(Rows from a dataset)
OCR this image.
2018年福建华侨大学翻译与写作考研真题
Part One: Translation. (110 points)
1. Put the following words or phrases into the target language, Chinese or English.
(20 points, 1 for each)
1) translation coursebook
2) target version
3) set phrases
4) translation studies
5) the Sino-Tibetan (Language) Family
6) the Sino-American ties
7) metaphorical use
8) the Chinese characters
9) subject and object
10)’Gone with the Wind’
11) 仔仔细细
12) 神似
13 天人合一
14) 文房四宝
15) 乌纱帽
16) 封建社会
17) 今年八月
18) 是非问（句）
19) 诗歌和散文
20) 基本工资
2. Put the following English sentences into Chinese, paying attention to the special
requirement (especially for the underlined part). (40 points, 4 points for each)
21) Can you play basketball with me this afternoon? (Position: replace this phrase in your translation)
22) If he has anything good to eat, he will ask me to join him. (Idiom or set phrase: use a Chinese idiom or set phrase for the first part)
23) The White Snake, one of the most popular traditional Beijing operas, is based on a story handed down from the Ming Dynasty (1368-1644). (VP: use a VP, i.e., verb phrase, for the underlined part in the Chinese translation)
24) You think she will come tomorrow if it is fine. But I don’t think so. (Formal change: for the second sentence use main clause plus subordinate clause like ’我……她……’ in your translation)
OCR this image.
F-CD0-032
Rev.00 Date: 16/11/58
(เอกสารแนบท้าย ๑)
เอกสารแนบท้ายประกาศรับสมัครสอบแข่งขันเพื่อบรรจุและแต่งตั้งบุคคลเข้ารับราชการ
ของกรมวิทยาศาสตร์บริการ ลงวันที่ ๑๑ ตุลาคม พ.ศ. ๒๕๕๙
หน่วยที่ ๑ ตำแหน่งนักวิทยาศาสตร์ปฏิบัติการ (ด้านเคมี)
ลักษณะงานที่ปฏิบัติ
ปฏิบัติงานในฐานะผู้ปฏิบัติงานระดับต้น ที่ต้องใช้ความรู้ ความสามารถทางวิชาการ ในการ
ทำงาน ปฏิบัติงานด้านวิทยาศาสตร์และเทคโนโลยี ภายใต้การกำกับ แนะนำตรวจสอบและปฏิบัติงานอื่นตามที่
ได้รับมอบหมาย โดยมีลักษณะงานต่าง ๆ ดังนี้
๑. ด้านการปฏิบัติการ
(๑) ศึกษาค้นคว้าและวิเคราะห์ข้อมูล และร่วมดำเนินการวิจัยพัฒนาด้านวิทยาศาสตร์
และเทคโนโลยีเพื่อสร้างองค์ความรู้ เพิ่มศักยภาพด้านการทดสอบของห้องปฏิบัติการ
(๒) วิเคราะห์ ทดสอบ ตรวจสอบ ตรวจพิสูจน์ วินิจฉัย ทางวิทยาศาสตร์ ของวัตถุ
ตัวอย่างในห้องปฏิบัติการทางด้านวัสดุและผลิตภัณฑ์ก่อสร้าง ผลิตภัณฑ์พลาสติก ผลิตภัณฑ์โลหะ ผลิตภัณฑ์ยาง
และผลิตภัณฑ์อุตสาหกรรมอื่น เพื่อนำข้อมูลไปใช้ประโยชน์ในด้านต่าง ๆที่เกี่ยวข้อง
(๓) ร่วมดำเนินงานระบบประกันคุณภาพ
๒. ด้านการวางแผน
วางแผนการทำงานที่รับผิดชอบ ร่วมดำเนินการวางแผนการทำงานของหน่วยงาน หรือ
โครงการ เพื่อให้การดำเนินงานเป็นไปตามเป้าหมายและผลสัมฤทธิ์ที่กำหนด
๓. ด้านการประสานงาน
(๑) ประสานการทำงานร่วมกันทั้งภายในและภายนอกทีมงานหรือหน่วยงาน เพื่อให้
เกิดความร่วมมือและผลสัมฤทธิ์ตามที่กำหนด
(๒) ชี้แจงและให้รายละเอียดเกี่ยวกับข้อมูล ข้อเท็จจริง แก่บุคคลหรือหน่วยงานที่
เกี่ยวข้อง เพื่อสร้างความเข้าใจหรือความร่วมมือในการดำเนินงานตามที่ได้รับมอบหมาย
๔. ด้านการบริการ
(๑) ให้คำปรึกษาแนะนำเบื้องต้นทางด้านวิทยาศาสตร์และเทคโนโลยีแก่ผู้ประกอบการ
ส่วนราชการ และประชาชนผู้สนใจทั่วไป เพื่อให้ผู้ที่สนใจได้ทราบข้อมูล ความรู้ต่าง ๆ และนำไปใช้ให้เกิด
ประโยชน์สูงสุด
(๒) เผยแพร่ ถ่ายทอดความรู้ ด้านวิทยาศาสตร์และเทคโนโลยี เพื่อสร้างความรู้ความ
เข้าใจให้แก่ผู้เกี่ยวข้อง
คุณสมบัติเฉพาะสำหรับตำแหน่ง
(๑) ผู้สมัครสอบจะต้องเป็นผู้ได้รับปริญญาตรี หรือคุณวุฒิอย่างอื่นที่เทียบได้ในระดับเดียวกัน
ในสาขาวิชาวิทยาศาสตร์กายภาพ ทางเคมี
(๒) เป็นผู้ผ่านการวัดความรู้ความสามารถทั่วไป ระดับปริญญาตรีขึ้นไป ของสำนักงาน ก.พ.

Short problem: All entries must be repeated verbatim.

Solution:
OCR this image.
2018年福建华侨大学翻译与写作考研真题
Part One: Translation. (110 points)
1. Put the following words or phrases into the target language, Chinese or English.
(20 points, 1 for each)
1) translation coursebook
2) target version
3) set phrases
4) translation studies
5) the Sino-Tibetan (Language) Family
6) the Sino-American ties
7) metaphorical use
8) the Chinese characters
9) subject and object
10)’Gone with the Wind’
11) 仔仔细细
12) 神似
13 天人合一
14) 文房四宝
15) 乌纱帽
16) 封建社会
17) 今年八月
18) 是非问（句）
19) 诗歌和散文
20) 基本工资
2. Put the following English sentences into Chinese, paying attention to the special
requirement (especially for the underlined part). (40 points, 4 points for each)
21) Can you play basketball with me this afternoon? (Position: replace this phrase in your translation)
22) If he has anything good to eat, he will ask me to join him. (Idiom or set phrase: use a Chinese idiom or set phrase for the first part)
23) The White Snake, one of the most popular traditional Beijing operas, is based on a story handed down from the Ming Dynasty (1368-1644). (VP: use a VP, i.e., verb phrase, for the underlined part in the Chinese translation)
24) You think she will come tomorrow if it is fine. But I don’t think so. (Formal change: for the second sentence use main clause plus subordinate clause like ’我……她……’ in your translation)
OCR this image.
F-CD0-032
Rev.00 Date: 16/11/58
(เอกสารแนบท้าย ๑)
เอกสารแนบท้ายประกาศรับสมัครสอบแข่งขันเพื่อบรรจุและแต่งตั้งบุคคลเข้ารับราชการ
ของกรมวิทยาศาสตร์บริการ ลงวันที่ ๑๑ ตุลาคม พ.ศ. ๒๕๕๙
หน่วยที่ ๑ ตำแหน่งนักวิทยาศาสตร์ปฏิบัติการ (ด้านเคมี)
ลักษณะงานที่ปฏิบัติ
ปฏิบัติงานในฐานะผู้ปฏิบัติงานระดับต้น ที่ต้องใช้ความรู้ ความสามารถทางวิชาการ ในการ
ทำงาน ปฏิบัติงานด้านวิทยาศาสตร์และเทคโนโลยี ภายใต้การกำกับ แนะนำตรวจสอบและปฏิบัติงานอื่นตามที่
ได้รับมอบหมาย โดยมีลักษณะงานต่าง ๆ ดังนี้
๑. ด้านการปฏิบัติการ
(๑) ศึกษาค้นคว้าและวิเคราะห์ข้อมูล และร่วมดำเนินการวิจัยพัฒนาด้านวิทยาศาสตร์
และเทคโนโลยีเพื่อสร้างองค์ความรู้ เพิ่มศักยภาพด้านการทดสอบของห้องปฏิบัติการ
(๒) วิเคราะห์ ทดสอบ ตรวจสอบ ตรวจพิสูจน์ วินิจฉัย ทางวิทยาศาสตร์ ของวัตถุ
ตัวอย่างในห้องปฏิบัติการทางด้านวัสดุและผลิตภัณฑ์ก่อสร้าง ผลิตภัณฑ์พลาสติก ผลิตภัณฑ์โลหะ ผลิตภัณฑ์ยาง
และผลิตภัณฑ์อุตสาหกรรมอื่น เพื่อนำข้อมูลไปใช้ประโยชน์ในด้านต่าง ๆที่เกี่ยวข้อง
(๓) ร่วมดำเนินงานระบบประกันคุณภาพ
๒. ด้านการวางแผน
วางแผนการทำงานที่รับผิดชอบ ร่วมดำเนินการวางแผนการทำงานของหน่วยงาน หรือ
โครงการ เพื่อให้การดำเนินงานเป็นไปตามเป้าหมายและผลสัมฤทธิ์ที่กำหนด
๓. ด้านการประสานงาน
(๑) ประสานการทำงานร่วมกันทั้งภายในและภายนอกทีมงานหรือหน่วยงาน เพื่อให้
เกิดความร่วมมือและผลสัมฤทธิ์ตามที่กำหนด
(๒) ชี้แจงและให้รายละเอียดเกี่ยวกับข้อมูล ข้อเท็จจริง แก่บุคคลหรือหน่วยงานที่
เกี่ยวข้อง เพื่อสร้างความเข้าใจหรือความร่วมมือในการดำเนินงานตามที่ได้รับมอบหมาย
๔. ด้านการบริการ
(๑) ให้คำปรึกษาแนะนำเบื้องต้นทางด้านวิทยาศาสตร์และเทคโนโลยีแก่ผู้ประกอบการ
ส่วนราชการ และประชาชนผู้สนใจทั่วไป เพื่อให้ผู้ที่สนใจได้ทราบข้อมูล ความรู้ต่าง ๆ และนำไปใช้ให้เกิด
ประโยชน์สูงสุด
(๒) เผยแพร่ ถ่ายทอดความรู้ ด้านวิทยาศาสตร์และเทคโนโลยี เพื่อสร้างความรู้ความ
เข้าใจให้แก่ผู้เกี่ยวข้อง
คุณสมบัติเฉพาะสำหรับตำแหน่ง
(๑) ผู้สมัครสอบจะต้องเป็นผู้ได้รับปริญญาตรี หรือคุณวุฒิอย่างอื่นที่เทียบได้ในระดับเดียวกัน
ในสาขาวิชาวิทยาศาสตร์กายภาพ ทางเคมี
(๒) เป็นผู้ผ่านการวัดความรู้ความสามารถทั่วไป ระดับปริญญาตรีขึ้นไป ของสำนักงาน ก.พ.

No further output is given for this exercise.